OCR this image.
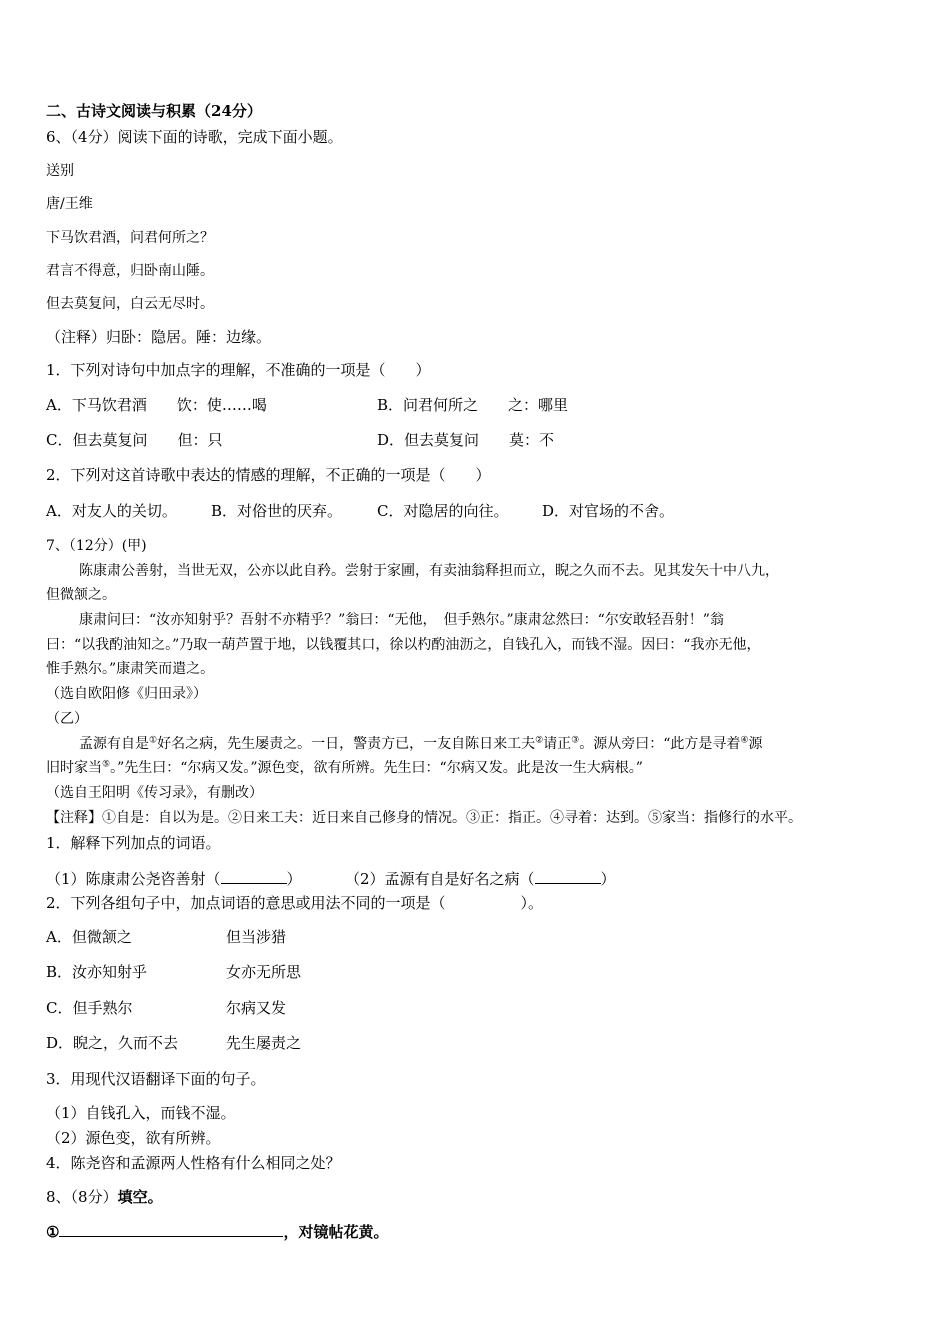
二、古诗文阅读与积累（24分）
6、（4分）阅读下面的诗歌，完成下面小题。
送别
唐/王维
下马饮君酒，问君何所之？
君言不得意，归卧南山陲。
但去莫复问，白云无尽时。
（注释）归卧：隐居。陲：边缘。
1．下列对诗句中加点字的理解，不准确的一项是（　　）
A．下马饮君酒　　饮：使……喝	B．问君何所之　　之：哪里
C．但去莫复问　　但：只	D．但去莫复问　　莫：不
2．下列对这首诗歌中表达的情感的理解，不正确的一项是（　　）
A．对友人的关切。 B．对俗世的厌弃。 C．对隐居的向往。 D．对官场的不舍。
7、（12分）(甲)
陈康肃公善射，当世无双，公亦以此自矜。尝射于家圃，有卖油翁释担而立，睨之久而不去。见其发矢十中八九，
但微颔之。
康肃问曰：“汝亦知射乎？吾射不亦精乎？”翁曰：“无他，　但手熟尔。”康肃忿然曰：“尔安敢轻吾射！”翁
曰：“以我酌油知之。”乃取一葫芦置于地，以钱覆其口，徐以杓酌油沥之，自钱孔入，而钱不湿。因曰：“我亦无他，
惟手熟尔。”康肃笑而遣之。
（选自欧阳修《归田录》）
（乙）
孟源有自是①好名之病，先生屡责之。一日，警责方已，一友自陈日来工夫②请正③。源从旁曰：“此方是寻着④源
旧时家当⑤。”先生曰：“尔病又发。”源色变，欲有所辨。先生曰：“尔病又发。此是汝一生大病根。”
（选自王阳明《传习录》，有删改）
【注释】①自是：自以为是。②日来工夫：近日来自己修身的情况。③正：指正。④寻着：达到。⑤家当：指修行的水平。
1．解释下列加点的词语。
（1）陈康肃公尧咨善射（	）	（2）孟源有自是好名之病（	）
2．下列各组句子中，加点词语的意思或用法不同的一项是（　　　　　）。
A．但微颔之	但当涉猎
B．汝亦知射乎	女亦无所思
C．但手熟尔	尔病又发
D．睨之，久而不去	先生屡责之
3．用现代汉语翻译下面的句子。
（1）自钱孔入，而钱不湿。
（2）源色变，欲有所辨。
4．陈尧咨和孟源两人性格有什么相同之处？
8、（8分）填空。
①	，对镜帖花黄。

...

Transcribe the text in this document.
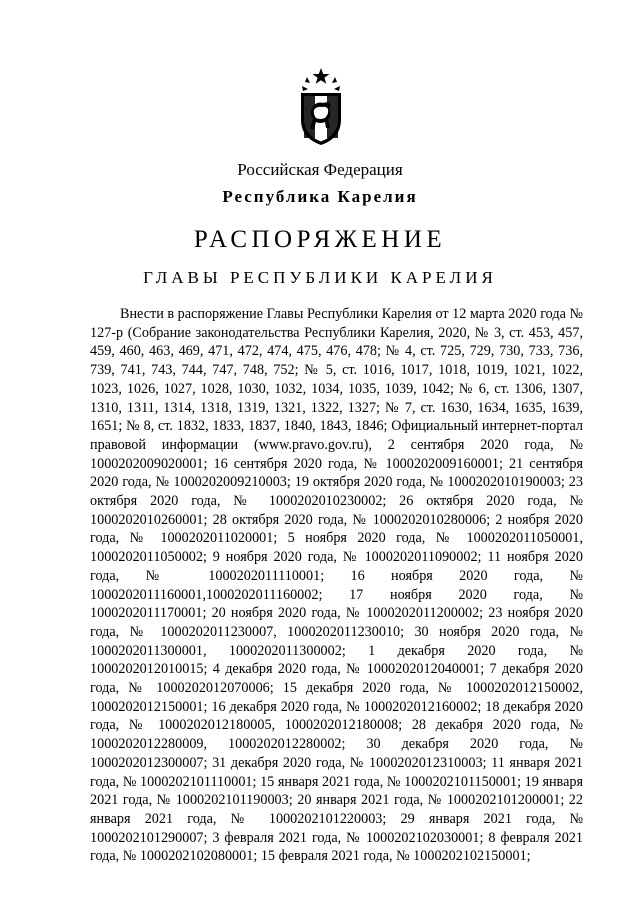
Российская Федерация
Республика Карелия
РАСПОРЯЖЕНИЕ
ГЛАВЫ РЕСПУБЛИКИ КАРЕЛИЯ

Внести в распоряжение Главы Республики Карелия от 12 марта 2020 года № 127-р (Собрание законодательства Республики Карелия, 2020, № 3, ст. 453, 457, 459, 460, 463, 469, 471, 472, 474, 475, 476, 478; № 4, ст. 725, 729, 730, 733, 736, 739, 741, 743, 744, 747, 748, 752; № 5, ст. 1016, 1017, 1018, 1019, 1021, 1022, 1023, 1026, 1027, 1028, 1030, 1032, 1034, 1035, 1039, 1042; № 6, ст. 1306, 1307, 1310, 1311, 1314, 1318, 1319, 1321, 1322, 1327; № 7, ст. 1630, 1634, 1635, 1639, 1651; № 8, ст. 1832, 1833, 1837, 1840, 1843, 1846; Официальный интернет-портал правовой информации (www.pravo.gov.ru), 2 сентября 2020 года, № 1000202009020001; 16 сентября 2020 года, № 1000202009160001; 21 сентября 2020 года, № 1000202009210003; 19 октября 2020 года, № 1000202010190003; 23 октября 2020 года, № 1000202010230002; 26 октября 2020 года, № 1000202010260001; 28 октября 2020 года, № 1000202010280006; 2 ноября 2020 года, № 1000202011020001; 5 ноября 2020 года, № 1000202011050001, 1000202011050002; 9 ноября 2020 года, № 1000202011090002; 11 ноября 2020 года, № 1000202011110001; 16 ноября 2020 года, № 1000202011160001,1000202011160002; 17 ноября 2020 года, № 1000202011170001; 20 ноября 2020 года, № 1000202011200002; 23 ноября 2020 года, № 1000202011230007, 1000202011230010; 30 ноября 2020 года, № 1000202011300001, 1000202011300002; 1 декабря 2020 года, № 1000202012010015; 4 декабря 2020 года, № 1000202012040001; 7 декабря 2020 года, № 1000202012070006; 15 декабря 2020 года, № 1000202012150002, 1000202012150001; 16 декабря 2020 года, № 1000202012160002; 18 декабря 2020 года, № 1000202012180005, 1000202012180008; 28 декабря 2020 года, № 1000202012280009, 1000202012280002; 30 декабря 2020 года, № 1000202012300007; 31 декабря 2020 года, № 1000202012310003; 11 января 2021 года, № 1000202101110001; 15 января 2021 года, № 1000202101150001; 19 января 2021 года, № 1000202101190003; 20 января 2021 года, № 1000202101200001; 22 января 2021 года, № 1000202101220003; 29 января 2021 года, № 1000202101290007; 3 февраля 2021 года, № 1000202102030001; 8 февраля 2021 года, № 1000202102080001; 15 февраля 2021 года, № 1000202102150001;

* * *

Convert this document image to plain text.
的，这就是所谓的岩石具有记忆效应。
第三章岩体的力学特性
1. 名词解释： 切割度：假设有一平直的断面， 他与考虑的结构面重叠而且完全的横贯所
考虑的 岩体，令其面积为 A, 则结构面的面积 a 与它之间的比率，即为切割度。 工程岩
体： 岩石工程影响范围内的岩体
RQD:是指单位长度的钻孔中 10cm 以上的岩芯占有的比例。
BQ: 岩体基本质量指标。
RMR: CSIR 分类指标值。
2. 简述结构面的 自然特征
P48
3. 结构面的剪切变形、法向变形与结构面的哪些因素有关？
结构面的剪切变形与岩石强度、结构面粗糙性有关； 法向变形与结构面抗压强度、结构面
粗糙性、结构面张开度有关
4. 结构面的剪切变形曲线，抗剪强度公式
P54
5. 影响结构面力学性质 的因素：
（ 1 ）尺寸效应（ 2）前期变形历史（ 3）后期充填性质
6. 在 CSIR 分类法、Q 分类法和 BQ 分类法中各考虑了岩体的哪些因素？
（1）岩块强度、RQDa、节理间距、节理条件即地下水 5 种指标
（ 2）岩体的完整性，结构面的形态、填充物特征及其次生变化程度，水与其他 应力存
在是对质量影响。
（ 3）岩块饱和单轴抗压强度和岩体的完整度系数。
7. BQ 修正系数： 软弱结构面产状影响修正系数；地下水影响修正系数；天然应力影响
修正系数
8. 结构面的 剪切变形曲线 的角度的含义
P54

- **SET TASK**: Show all lines from the records above where the word "而钱不湿" occurs.

- **WRITTEN ANSWER**:
曰：“以我酌油知之。”乃取一葫芦置于地，以钱覆其口，徐以杓酌油沥之，自钱孔入，而钱不湿。因曰：“我亦无他，
（1）自钱孔入，而钱不湿。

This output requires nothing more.